** Begin **

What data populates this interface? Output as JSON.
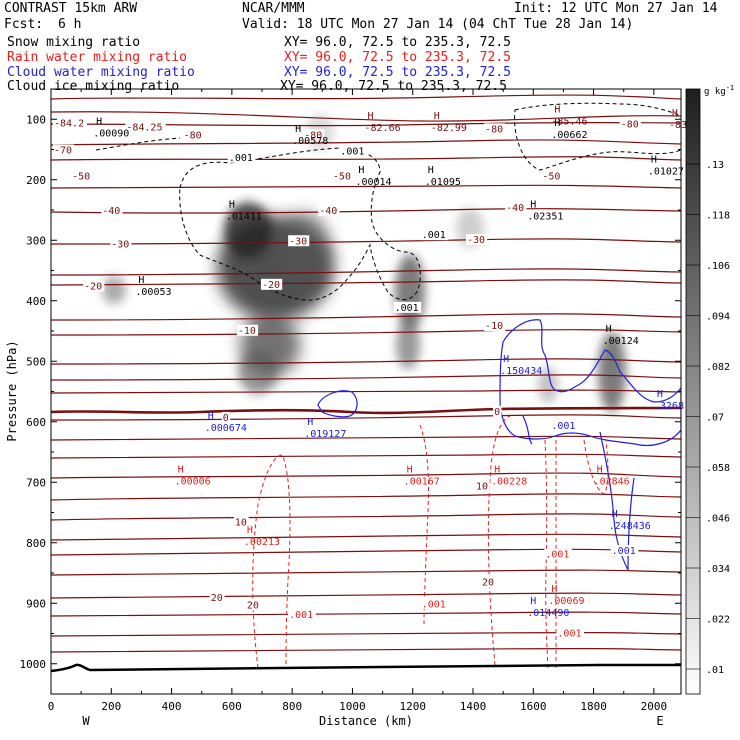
{
  "header": {
    "model": "CONTRAST 15km ARW",
    "org": "NCAR/MMM",
    "init": "Init: 12 UTC Mon 27 Jan 14",
    "fcst_label": "Fcst:",
    "fcst_value": "6 h",
    "valid": "Valid: 18 UTC Mon 27 Jan 14 (04 ChT Tue 28 Jan 14)"
  },
  "fields": [
    {
      "name": "Snow mixing ratio",
      "xy": "XY=  96.0, 72.5 to 235.3, 72.5",
      "color": "#000000"
    },
    {
      "name": "Rain water mixing ratio",
      "xy": "XY=  96.0, 72.5 to 235.3, 72.5",
      "color": "#e8201c"
    },
    {
      "name": "Cloud water mixing ratio",
      "xy": "XY=  96.0, 72.5 to 235.3, 72.5",
      "color": "#1f22d6"
    },
    {
      "name": "Cloud ice mixing ratio",
      "xy": "XY=  96.0, 72.5 to 235.3, 72.5",
      "color": "#000000"
    }
  ],
  "colors": {
    "temp": "#7a0f0f",
    "rain": "#e8201c",
    "cloud": "#1f22d6",
    "ice": "#000000"
  },
  "chart_data": {
    "type": "cross-section",
    "xlabel": "Distance (km)",
    "ylabel": "Pressure (hPa)",
    "xlim": [
      0,
      2090
    ],
    "ylim": [
      1050,
      50
    ],
    "x_ticks": [
      "0",
      "200",
      "400",
      "600",
      "800",
      "1000",
      "1200",
      "1400",
      "1600",
      "1800",
      "2000"
    ],
    "x_tick_values": [
      0,
      200,
      400,
      600,
      800,
      1000,
      1200,
      1400,
      1600,
      1800,
      2000
    ],
    "y_ticks": [
      "100",
      "200",
      "300",
      "400",
      "500",
      "600",
      "700",
      "800",
      "900",
      "1000"
    ],
    "y_tick_values": [
      100,
      200,
      300,
      400,
      500,
      600,
      700,
      800,
      900,
      1000
    ],
    "left_end": "W",
    "right_end": "E",
    "colorbar": {
      "unit": "g kg",
      "exp": "-1",
      "labels": [
        ".13",
        ".118",
        ".106",
        ".094",
        ".082",
        ".07",
        ".058",
        ".046",
        ".034",
        ".022",
        ".01"
      ],
      "values": [
        0.13,
        0.118,
        0.106,
        0.094,
        0.082,
        0.07,
        0.058,
        0.046,
        0.034,
        0.022,
        0.01
      ]
    },
    "isotherms": [
      {
        "label": "-84.2",
        "km": 0,
        "p": 105
      },
      {
        "label": "-84.25",
        "km": 240,
        "p": 112
      },
      {
        "label": "-80",
        "km": 430,
        "p": 125
      },
      {
        "label": "-80",
        "km": 830,
        "p": 125
      },
      {
        "label": "-80",
        "km": 1430,
        "p": 115
      },
      {
        "label": "-80",
        "km": 1880,
        "p": 107
      },
      {
        "label": "-70",
        "km": 0,
        "p": 150
      },
      {
        "label": "-50",
        "km": 60,
        "p": 193
      },
      {
        "label": "-50",
        "km": 925,
        "p": 193
      },
      {
        "label": "-50",
        "km": 1620,
        "p": 193
      },
      {
        "label": "-40",
        "km": 160,
        "p": 250
      },
      {
        "label": "-40",
        "km": 880,
        "p": 250
      },
      {
        "label": "-40",
        "km": 1500,
        "p": 245
      },
      {
        "label": "-30",
        "km": 190,
        "p": 305
      },
      {
        "label": "-30",
        "km": 780,
        "p": 300
      },
      {
        "label": "-30",
        "km": 1370,
        "p": 298
      },
      {
        "label": "-20",
        "km": 100,
        "p": 375
      },
      {
        "label": "-20",
        "km": 690,
        "p": 372
      },
      {
        "label": "-10",
        "km": 610,
        "p": 448
      },
      {
        "label": "-10",
        "km": 1430,
        "p": 440
      },
      {
        "label": "0",
        "km": 560,
        "p": 592
      },
      {
        "label": "0",
        "km": 1460,
        "p": 582
      },
      {
        "label": "10",
        "km": 1400,
        "p": 705
      },
      {
        "label": "10",
        "km": 600,
        "p": 765
      },
      {
        "label": "20",
        "km": 1420,
        "p": 864
      },
      {
        "label": "20",
        "km": 520,
        "p": 890
      },
      {
        "label": "20",
        "km": 640,
        "p": 902
      }
    ],
    "maxima": [
      {
        "label": ".00090",
        "km": 140,
        "p": 125,
        "kind": "ice"
      },
      {
        "label": ".00578",
        "km": 800,
        "p": 138,
        "kind": "ice"
      },
      {
        "label": "-82.66",
        "km": 1040,
        "p": 116,
        "kind": "temp"
      },
      {
        "label": "-82.99",
        "km": 1260,
        "p": 116,
        "kind": "temp"
      },
      {
        "label": "-85.46",
        "km": 1660,
        "p": 105,
        "kind": "temp"
      },
      {
        "label": ".00662",
        "km": 1660,
        "p": 128,
        "kind": "ice"
      },
      {
        "label": "-83.",
        "km": 2050,
        "p": 111,
        "kind": "temp"
      },
      {
        "label": ".00014",
        "km": 1010,
        "p": 205,
        "kind": "ice"
      },
      {
        "label": ".01095",
        "km": 1240,
        "p": 205,
        "kind": "ice"
      },
      {
        "label": ".01027",
        "km": 1980,
        "p": 188,
        "kind": "ice"
      },
      {
        "label": ".01411",
        "km": 580,
        "p": 262,
        "kind": "ice"
      },
      {
        "label": ".02351",
        "km": 1580,
        "p": 262,
        "kind": "ice"
      },
      {
        "label": ".00053",
        "km": 280,
        "p": 387,
        "kind": "ice"
      },
      {
        "label": ".00124",
        "km": 1830,
        "p": 468,
        "kind": "ice"
      },
      {
        "label": ".150434",
        "km": 1490,
        "p": 518,
        "kind": "cloud"
      },
      {
        "label": ".3268",
        "km": 2000,
        "p": 576,
        "kind": "cloud"
      },
      {
        "label": ".000674",
        "km": 510,
        "p": 612,
        "kind": "cloud"
      },
      {
        "label": ".019127",
        "km": 840,
        "p": 622,
        "kind": "cloud"
      },
      {
        "label": ".00006",
        "km": 410,
        "p": 700,
        "kind": "rain"
      },
      {
        "label": ".00167",
        "km": 1170,
        "p": 700,
        "kind": "rain"
      },
      {
        "label": ".00228",
        "km": 1460,
        "p": 700,
        "kind": "rain"
      },
      {
        "label": ".02846",
        "km": 1800,
        "p": 700,
        "kind": "rain"
      },
      {
        "label": ".248436",
        "km": 1850,
        "p": 774,
        "kind": "cloud"
      },
      {
        "label": ".00213",
        "km": 640,
        "p": 800,
        "kind": "rain"
      },
      {
        "label": ".00069",
        "km": 1650,
        "p": 898,
        "kind": "rain"
      },
      {
        "label": ".014490",
        "km": 1580,
        "p": 918,
        "kind": "cloud"
      }
    ],
    "contour_labels": [
      {
        "label": ".001",
        "km": 590,
        "p": 162,
        "kind": "ice"
      },
      {
        "label": ".001",
        "km": 960,
        "p": 152,
        "kind": "ice"
      },
      {
        "label": ".001",
        "km": 1230,
        "p": 290,
        "kind": "ice"
      },
      {
        "label": ".001",
        "km": 1140,
        "p": 410,
        "kind": "ice"
      },
      {
        "label": ".001",
        "km": 1660,
        "p": 605,
        "kind": "cloud"
      },
      {
        "label": ".001",
        "km": 1860,
        "p": 812,
        "kind": "cloud"
      },
      {
        "label": ".001",
        "km": 1640,
        "p": 818,
        "kind": "rain"
      },
      {
        "label": ".001",
        "km": 1230,
        "p": 900,
        "kind": "rain"
      },
      {
        "label": ".001",
        "km": 790,
        "p": 918,
        "kind": "rain"
      },
      {
        "label": ".001",
        "km": 1680,
        "p": 948,
        "kind": "rain"
      }
    ]
  }
}
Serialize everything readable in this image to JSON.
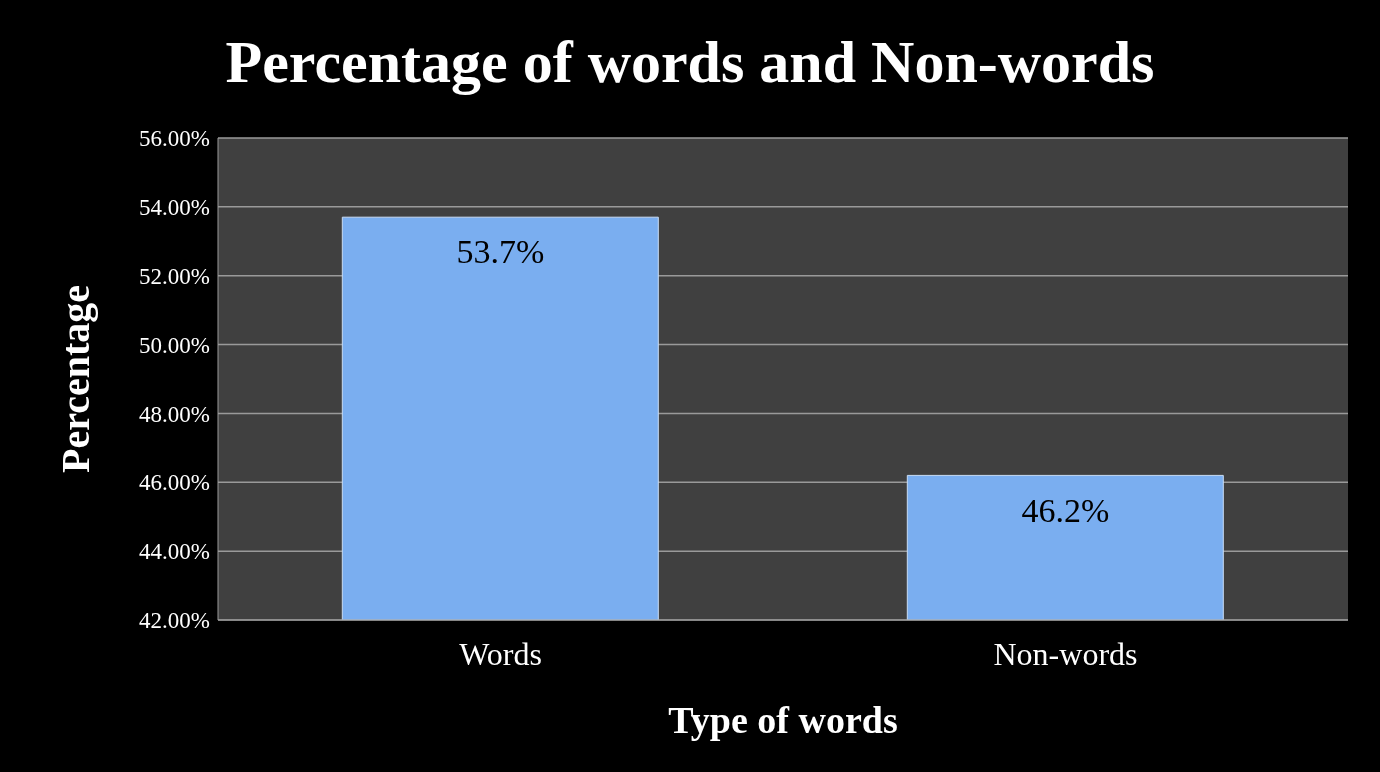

** End **

Give only the number of lines in the data that hold the string "JSON".

2